Task objective: Tally all lines containing the word "cyan". Give the number alone.
====== Extracted data
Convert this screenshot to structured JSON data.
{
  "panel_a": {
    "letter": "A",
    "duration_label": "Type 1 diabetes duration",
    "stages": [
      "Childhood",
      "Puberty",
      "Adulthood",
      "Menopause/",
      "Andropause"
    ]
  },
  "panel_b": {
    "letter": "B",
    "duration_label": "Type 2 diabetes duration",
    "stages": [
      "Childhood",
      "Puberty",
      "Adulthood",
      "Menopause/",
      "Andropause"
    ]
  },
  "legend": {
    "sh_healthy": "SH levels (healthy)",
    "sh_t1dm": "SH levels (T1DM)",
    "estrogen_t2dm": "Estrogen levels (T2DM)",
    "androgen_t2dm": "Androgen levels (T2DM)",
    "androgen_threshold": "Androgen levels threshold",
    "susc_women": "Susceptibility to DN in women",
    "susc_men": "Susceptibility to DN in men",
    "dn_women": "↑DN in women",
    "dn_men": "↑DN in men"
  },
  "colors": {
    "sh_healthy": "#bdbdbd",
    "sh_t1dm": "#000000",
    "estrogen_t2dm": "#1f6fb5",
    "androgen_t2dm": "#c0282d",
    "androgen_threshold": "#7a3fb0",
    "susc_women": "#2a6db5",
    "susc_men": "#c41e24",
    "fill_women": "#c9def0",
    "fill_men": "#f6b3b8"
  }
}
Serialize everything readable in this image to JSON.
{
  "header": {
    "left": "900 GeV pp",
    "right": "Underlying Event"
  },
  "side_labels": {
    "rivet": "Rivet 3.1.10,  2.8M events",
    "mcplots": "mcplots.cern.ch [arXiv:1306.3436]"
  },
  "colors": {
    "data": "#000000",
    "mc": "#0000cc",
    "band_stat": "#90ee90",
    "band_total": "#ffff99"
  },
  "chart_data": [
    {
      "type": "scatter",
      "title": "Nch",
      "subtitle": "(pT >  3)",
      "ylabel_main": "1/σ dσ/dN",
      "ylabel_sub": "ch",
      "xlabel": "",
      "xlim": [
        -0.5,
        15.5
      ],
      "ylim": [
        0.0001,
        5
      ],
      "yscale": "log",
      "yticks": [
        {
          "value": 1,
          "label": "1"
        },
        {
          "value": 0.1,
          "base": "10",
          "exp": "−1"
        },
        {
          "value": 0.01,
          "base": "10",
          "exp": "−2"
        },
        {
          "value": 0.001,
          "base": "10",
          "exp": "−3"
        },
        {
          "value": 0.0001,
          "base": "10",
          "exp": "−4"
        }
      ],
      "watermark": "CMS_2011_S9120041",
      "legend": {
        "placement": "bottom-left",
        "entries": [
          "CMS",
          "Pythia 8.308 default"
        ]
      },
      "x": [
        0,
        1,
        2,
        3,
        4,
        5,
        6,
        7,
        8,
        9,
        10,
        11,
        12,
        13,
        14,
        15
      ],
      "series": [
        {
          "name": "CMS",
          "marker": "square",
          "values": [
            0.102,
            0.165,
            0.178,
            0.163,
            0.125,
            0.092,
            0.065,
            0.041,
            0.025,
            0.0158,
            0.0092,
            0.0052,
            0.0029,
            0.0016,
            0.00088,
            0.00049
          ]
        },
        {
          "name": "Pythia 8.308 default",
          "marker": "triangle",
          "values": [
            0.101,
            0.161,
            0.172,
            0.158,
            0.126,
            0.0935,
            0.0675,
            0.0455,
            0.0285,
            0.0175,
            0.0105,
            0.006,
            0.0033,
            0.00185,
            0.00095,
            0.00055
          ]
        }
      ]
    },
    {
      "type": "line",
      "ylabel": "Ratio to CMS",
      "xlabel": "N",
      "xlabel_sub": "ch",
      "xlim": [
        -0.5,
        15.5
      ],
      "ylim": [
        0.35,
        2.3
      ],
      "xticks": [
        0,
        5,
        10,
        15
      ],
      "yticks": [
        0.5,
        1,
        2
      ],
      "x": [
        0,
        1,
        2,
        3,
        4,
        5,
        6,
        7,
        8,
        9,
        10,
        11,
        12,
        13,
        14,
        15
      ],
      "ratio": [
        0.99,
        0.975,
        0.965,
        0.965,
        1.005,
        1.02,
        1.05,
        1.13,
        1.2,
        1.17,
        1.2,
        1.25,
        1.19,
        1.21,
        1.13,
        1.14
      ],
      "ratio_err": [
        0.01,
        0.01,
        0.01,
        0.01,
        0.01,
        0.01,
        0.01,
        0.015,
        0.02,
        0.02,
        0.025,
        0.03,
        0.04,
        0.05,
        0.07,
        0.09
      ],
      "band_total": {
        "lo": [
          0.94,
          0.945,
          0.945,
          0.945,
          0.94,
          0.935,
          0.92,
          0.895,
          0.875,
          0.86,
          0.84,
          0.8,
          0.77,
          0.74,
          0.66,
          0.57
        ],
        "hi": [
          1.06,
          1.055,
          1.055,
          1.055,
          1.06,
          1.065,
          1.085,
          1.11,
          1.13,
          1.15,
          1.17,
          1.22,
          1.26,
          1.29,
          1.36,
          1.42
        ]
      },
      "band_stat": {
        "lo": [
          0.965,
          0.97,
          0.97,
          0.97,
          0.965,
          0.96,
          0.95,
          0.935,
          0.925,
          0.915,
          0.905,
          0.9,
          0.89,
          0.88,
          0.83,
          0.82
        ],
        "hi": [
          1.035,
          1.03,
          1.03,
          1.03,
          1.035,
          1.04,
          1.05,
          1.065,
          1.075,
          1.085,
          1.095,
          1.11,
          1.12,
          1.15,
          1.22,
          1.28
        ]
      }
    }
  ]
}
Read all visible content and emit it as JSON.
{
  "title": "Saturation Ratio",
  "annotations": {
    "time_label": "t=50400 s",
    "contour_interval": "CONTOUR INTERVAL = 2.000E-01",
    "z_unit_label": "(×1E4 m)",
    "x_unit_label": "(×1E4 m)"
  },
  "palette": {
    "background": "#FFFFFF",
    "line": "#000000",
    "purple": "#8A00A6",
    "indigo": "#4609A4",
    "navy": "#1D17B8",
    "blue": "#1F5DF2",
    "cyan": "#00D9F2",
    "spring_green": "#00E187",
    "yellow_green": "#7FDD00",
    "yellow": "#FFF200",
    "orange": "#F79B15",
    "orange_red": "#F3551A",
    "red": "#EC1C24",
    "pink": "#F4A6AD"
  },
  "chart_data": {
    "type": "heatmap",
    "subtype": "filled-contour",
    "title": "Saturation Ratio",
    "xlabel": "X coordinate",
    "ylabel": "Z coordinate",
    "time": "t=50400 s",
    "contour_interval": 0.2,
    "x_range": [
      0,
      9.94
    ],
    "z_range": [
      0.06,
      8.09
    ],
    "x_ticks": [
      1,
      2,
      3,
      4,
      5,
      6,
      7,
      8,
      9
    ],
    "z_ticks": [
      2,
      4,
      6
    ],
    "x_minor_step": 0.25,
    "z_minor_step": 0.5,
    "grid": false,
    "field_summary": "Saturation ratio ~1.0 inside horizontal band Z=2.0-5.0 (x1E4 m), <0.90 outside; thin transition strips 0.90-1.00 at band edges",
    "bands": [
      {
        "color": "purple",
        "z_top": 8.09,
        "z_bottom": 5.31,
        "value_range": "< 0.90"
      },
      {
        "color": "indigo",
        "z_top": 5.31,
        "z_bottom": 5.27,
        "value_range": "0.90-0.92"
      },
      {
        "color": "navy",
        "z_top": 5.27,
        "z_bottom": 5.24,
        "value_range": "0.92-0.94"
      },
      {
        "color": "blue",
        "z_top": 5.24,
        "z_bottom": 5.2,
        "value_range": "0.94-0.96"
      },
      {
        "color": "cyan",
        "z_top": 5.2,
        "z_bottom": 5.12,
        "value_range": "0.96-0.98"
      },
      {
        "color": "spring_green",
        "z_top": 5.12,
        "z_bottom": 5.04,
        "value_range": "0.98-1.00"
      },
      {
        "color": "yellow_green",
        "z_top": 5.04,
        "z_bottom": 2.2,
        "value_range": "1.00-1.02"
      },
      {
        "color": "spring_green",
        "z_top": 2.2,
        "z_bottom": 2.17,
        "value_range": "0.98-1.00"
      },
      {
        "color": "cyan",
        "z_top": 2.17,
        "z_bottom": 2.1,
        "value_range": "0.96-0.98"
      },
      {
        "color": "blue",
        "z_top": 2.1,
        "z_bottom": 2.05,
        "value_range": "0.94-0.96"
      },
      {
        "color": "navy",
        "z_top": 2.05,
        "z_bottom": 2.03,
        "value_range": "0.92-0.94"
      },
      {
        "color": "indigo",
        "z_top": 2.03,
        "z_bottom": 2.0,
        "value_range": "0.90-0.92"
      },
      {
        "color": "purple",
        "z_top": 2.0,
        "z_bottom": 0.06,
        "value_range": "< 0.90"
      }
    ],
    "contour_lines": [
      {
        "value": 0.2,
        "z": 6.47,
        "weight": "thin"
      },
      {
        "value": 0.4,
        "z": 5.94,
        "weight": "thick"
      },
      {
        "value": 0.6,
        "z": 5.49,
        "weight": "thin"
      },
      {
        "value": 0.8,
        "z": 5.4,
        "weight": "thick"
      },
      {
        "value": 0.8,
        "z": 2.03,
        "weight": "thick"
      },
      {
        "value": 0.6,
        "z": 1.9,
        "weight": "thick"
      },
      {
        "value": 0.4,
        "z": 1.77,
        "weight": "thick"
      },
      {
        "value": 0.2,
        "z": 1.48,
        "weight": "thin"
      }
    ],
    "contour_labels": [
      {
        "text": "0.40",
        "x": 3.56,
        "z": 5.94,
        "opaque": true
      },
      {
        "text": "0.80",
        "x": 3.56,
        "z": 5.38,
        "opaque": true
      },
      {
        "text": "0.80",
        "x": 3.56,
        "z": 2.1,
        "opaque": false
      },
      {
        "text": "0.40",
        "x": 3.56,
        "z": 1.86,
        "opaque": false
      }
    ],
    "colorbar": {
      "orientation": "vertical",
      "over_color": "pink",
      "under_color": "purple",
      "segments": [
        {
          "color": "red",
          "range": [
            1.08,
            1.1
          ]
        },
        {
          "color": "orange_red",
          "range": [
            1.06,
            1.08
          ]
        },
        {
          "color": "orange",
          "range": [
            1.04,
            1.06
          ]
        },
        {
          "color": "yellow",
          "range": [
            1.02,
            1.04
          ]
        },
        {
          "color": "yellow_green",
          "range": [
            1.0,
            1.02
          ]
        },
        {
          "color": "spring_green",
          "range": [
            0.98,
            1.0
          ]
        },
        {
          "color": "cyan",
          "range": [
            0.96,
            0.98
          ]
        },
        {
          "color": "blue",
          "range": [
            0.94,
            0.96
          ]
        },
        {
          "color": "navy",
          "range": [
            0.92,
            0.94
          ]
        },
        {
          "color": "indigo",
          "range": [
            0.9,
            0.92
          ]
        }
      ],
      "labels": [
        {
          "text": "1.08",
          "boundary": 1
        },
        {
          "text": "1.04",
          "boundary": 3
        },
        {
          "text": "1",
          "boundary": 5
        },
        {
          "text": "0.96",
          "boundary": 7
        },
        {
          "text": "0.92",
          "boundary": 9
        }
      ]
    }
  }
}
============
Exercise result: 4